§ **DATASET EXCERPTS**:
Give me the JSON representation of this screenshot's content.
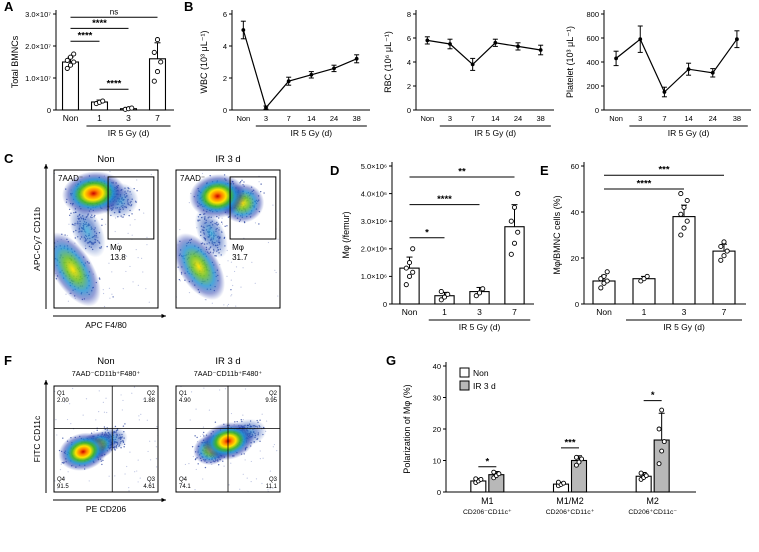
{
  "panels": {
    "A": "A",
    "B": "B",
    "C": "C",
    "D": "D",
    "E": "E",
    "F": "F",
    "G": "G"
  },
  "chart_data": [
    {
      "id": "A",
      "type": "bar",
      "ylabel": "Total BMNCs",
      "categories": [
        "Non",
        "1",
        "3",
        "7"
      ],
      "values": [
        15000000.0,
        2500000.0,
        400000.0,
        16000000.0
      ],
      "errors": [
        1500000.0,
        600000.0,
        200000.0,
        5000000.0
      ],
      "points": [
        [
          13000000.0,
          14000000.0,
          15000000.0,
          15500000.0,
          16500000.0,
          17500000.0
        ],
        [
          2000000.0,
          2400000.0,
          2800000.0
        ],
        [
          200000.0,
          400000.0,
          600000.0
        ],
        [
          9000000.0,
          12000000.0,
          15000000.0,
          18000000.0,
          22000000.0
        ]
      ],
      "ylim": [
        0,
        30000000.0
      ],
      "yticks": [
        0,
        10000000.0,
        20000000.0,
        30000000.0
      ],
      "ytick_labels": [
        "0",
        "1.0×10⁷",
        "2.0×10⁷",
        "3.0×10⁷"
      ],
      "group_label": "IR 5 Gy (d)",
      "group_span": [
        1,
        3
      ],
      "significance": [
        {
          "from": 0,
          "to": 3,
          "label": "ns",
          "y": 29000000.0
        },
        {
          "from": 0,
          "to": 2,
          "label": "****",
          "y": 25500000.0
        },
        {
          "from": 0,
          "to": 1,
          "label": "****",
          "y": 21500000.0
        },
        {
          "from": 1,
          "to": 2,
          "label": "****",
          "y": 6500000.0
        }
      ]
    },
    {
      "id": "B1",
      "type": "line",
      "ylabel": "WBC (10³ μL⁻¹)",
      "categories": [
        "Non",
        "3",
        "7",
        "14",
        "24",
        "38"
      ],
      "values": [
        5.0,
        0.15,
        1.8,
        2.2,
        2.6,
        3.2
      ],
      "errors": [
        0.55,
        0.1,
        0.25,
        0.2,
        0.2,
        0.25
      ],
      "ylim": [
        0,
        6
      ],
      "yticks": [
        0,
        2,
        4,
        6
      ],
      "ytick_labels": [
        "0",
        "2",
        "4",
        "6"
      ],
      "group_label": "IR 5 Gy (d)",
      "group_span": [
        1,
        5
      ]
    },
    {
      "id": "B2",
      "type": "line",
      "ylabel": "RBC (10⁶ μL⁻¹)",
      "categories": [
        "Non",
        "3",
        "7",
        "14",
        "24",
        "38"
      ],
      "values": [
        5.8,
        5.5,
        3.8,
        5.6,
        5.3,
        5.0
      ],
      "errors": [
        0.3,
        0.4,
        0.5,
        0.3,
        0.3,
        0.4
      ],
      "ylim": [
        0,
        8
      ],
      "yticks": [
        0,
        2,
        4,
        6,
        8
      ],
      "ytick_labels": [
        "0",
        "2",
        "4",
        "6",
        "8"
      ],
      "group_label": "IR 5 Gy (d)",
      "group_span": [
        1,
        5
      ]
    },
    {
      "id": "B3",
      "type": "line",
      "ylabel": "Platelet (10³ μL⁻¹)",
      "categories": [
        "Non",
        "3",
        "7",
        "14",
        "24",
        "38"
      ],
      "values": [
        430,
        590,
        150,
        340,
        310,
        590
      ],
      "errors": [
        60,
        110,
        40,
        50,
        35,
        70
      ],
      "ylim": [
        0,
        800
      ],
      "yticks": [
        0,
        200,
        400,
        600,
        800
      ],
      "ytick_labels": [
        "0",
        "200",
        "400",
        "600",
        "800"
      ],
      "group_label": "IR 5 Gy (d)",
      "group_span": [
        1,
        5
      ]
    },
    {
      "id": "C1",
      "type": "scatter",
      "subtype": "flow_density",
      "title": "Non",
      "corner_label": "7AAD⁻",
      "ylabel": "APC-Cy7 CD11b",
      "xlabel": "APC F4/80",
      "gate": {
        "x": 0.52,
        "y": 0.05,
        "w": 0.44,
        "h": 0.45,
        "label": "Mφ",
        "value": "13.8"
      },
      "clusters": [
        {
          "cx": 0.38,
          "cy": 0.17,
          "rx": 0.19,
          "ry": 0.1,
          "rot": -6,
          "heat": "hot"
        },
        {
          "cx": 0.18,
          "cy": 0.72,
          "rx": 0.12,
          "ry": 0.19,
          "rot": -32,
          "heat": "warm"
        },
        {
          "cx": 0.32,
          "cy": 0.44,
          "rx": 0.09,
          "ry": 0.13,
          "rot": -25,
          "heat": "cool"
        },
        {
          "cx": 0.62,
          "cy": 0.22,
          "rx": 0.12,
          "ry": 0.08,
          "rot": -6,
          "heat": "cool"
        }
      ]
    },
    {
      "id": "C2",
      "type": "scatter",
      "subtype": "flow_density",
      "title": "IR 3 d",
      "corner_label": "7AAD⁻",
      "gate": {
        "x": 0.52,
        "y": 0.05,
        "w": 0.44,
        "h": 0.45,
        "label": "Mφ",
        "value": "31.7"
      },
      "clusters": [
        {
          "cx": 0.4,
          "cy": 0.19,
          "rx": 0.17,
          "ry": 0.1,
          "rot": -6,
          "heat": "hot"
        },
        {
          "cx": 0.64,
          "cy": 0.24,
          "rx": 0.13,
          "ry": 0.09,
          "rot": -8,
          "heat": "warm"
        },
        {
          "cx": 0.22,
          "cy": 0.7,
          "rx": 0.12,
          "ry": 0.17,
          "rot": -32,
          "heat": "warm"
        },
        {
          "cx": 0.34,
          "cy": 0.46,
          "rx": 0.08,
          "ry": 0.12,
          "rot": -25,
          "heat": "cool"
        }
      ]
    },
    {
      "id": "D",
      "type": "bar",
      "ylabel": "Mφ (/femur)",
      "categories": [
        "Non",
        "1",
        "3",
        "7"
      ],
      "values": [
        1300000.0,
        300000.0,
        450000.0,
        2800000.0
      ],
      "errors": [
        400000.0,
        120000.0,
        150000.0,
        800000.0
      ],
      "points": [
        [
          700000.0,
          1000000.0,
          1150000.0,
          1300000.0,
          1500000.0,
          2000000.0
        ],
        [
          150000.0,
          250000.0,
          350000.0,
          450000.0
        ],
        [
          300000.0,
          400000.0,
          550000.0
        ],
        [
          1800000.0,
          2200000.0,
          2600000.0,
          3000000.0,
          3500000.0,
          4000000.0
        ]
      ],
      "ylim": [
        0,
        5000000.0
      ],
      "yticks": [
        0,
        1000000.0,
        2000000.0,
        3000000.0,
        4000000.0,
        5000000.0
      ],
      "ytick_labels": [
        "0",
        "1.0×10⁶",
        "2.0×10⁶",
        "3.0×10⁶",
        "4.0×10⁶",
        "5.0×10⁶"
      ],
      "group_label": "IR 5 Gy (d)",
      "group_span": [
        1,
        3
      ],
      "significance": [
        {
          "from": 0,
          "to": 3,
          "label": "**",
          "y": 4600000.0
        },
        {
          "from": 0,
          "to": 2,
          "label": "****",
          "y": 3600000.0
        },
        {
          "from": 0,
          "to": 1,
          "label": "*",
          "y": 2400000.0
        }
      ]
    },
    {
      "id": "E",
      "type": "bar",
      "ylabel": "Mφ/BMNC cells (%)",
      "categories": [
        "Non",
        "1",
        "3",
        "7"
      ],
      "values": [
        10,
        11,
        38,
        23
      ],
      "errors": [
        2.5,
        1,
        5,
        3
      ],
      "points": [
        [
          7,
          9,
          10,
          11,
          12,
          14
        ],
        [
          10,
          11,
          12
        ],
        [
          30,
          33,
          36,
          39,
          42,
          45,
          48
        ],
        [
          19,
          21,
          23,
          25,
          27
        ]
      ],
      "ylim": [
        0,
        60
      ],
      "yticks": [
        0,
        20,
        40,
        60
      ],
      "ytick_labels": [
        "0",
        "20",
        "40",
        "60"
      ],
      "group_label": "IR 5 Gy (d)",
      "group_span": [
        1,
        3
      ],
      "significance": [
        {
          "from": 0,
          "to": 3,
          "label": "***",
          "y": 56
        },
        {
          "from": 0,
          "to": 2,
          "label": "****",
          "y": 50
        }
      ]
    },
    {
      "id": "F1",
      "type": "scatter",
      "subtype": "flow_density",
      "title": "Non",
      "subtitle": "7AAD⁻CD11b⁺F480⁺",
      "ylabel": "FITC CD11c",
      "xlabel": "PE CD206",
      "quad": {
        "x": 0.56,
        "y": 0.4
      },
      "quad_labels": {
        "q1": "Q1",
        "q1v": "2.00",
        "q2": "Q2",
        "q2v": "1.88",
        "q3": "Q3",
        "q3v": "4.61",
        "q4": "Q4",
        "q4v": "91.5"
      },
      "clusters": [
        {
          "cx": 0.28,
          "cy": 0.62,
          "rx": 0.15,
          "ry": 0.11,
          "rot": -15,
          "heat": "hot"
        },
        {
          "cx": 0.42,
          "cy": 0.56,
          "rx": 0.11,
          "ry": 0.08,
          "rot": -15,
          "heat": "warm"
        },
        {
          "cx": 0.55,
          "cy": 0.5,
          "rx": 0.1,
          "ry": 0.07,
          "rot": -10,
          "heat": "cool"
        }
      ]
    },
    {
      "id": "F2",
      "type": "scatter",
      "subtype": "flow_density",
      "title": "IR 3 d",
      "subtitle": "7AAD⁻CD11b⁺F480⁺",
      "quad": {
        "x": 0.5,
        "y": 0.4
      },
      "quad_labels": {
        "q1": "Q1",
        "q1v": "4.90",
        "q2": "Q2",
        "q2v": "9.95",
        "q3": "Q3",
        "q3v": "11.1",
        "q4": "Q4",
        "q4v": "74.1"
      },
      "clusters": [
        {
          "cx": 0.5,
          "cy": 0.52,
          "rx": 0.16,
          "ry": 0.11,
          "rot": -12,
          "heat": "hot"
        },
        {
          "cx": 0.34,
          "cy": 0.6,
          "rx": 0.11,
          "ry": 0.09,
          "rot": -15,
          "heat": "warm"
        },
        {
          "cx": 0.68,
          "cy": 0.44,
          "rx": 0.12,
          "ry": 0.08,
          "rot": -10,
          "heat": "cool"
        }
      ]
    },
    {
      "id": "G",
      "type": "grouped_bar",
      "ylabel": "Polarization of Mφ (%)",
      "categories": [
        {
          "main": "M1",
          "sub": "CD206⁻CD11c⁺"
        },
        {
          "main": "M1/M2",
          "sub": "CD206⁺CD11c⁺"
        },
        {
          "main": "M2",
          "sub": "CD206⁺CD11c⁻"
        }
      ],
      "series": [
        {
          "name": "Non",
          "fill": "#ffffff",
          "values": [
            3.5,
            2.5,
            5.0
          ],
          "errors": [
            0.8,
            0.6,
            1.2
          ],
          "points": [
            [
              3,
              3.5,
              4,
              4.2
            ],
            [
              2,
              2.4,
              2.8,
              3.1
            ],
            [
              4,
              4.6,
              5.2,
              6
            ]
          ]
        },
        {
          "name": "IR 3 d",
          "fill": "#b8b8b8",
          "values": [
            5.5,
            10,
            16.5
          ],
          "errors": [
            1.0,
            1.5,
            8.5
          ],
          "points": [
            [
              4.5,
              5.2,
              5.8,
              6.3
            ],
            [
              8.5,
              9.5,
              10.5,
              11
            ],
            [
              9,
              13,
              16,
              20,
              26
            ]
          ]
        }
      ],
      "ylim": [
        0,
        40
      ],
      "yticks": [
        0,
        10,
        20,
        30,
        40
      ],
      "ytick_labels": [
        "0",
        "10",
        "20",
        "30",
        "40"
      ],
      "significance": [
        {
          "group": 0,
          "label": "*",
          "y": 8
        },
        {
          "group": 1,
          "label": "***",
          "y": 14
        },
        {
          "group": 2,
          "label": "*",
          "y": 29
        }
      ],
      "legend_position": "top-left"
    }
  ]
}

§ **WORK TASK**: I need every line from the material that contains the word "ylabel".

§ **WRITTEN SOLUTION**:
      "ylabel": "Total BMNCs",
      "ylabel": "WBC (10³ μL⁻¹)",
      "ylabel": "RBC (10⁶ μL⁻¹)",
      "ylabel": "Platelet (10³ μL⁻¹)",
      "ylabel": "APC-Cy7 CD11b",
      "ylabel": "Mφ (/femur)",
      "ylabel": "Mφ/BMNC cells (%)",
      "ylabel": "FITC CD11c",
      "ylabel": "Polarization of Mφ (%)",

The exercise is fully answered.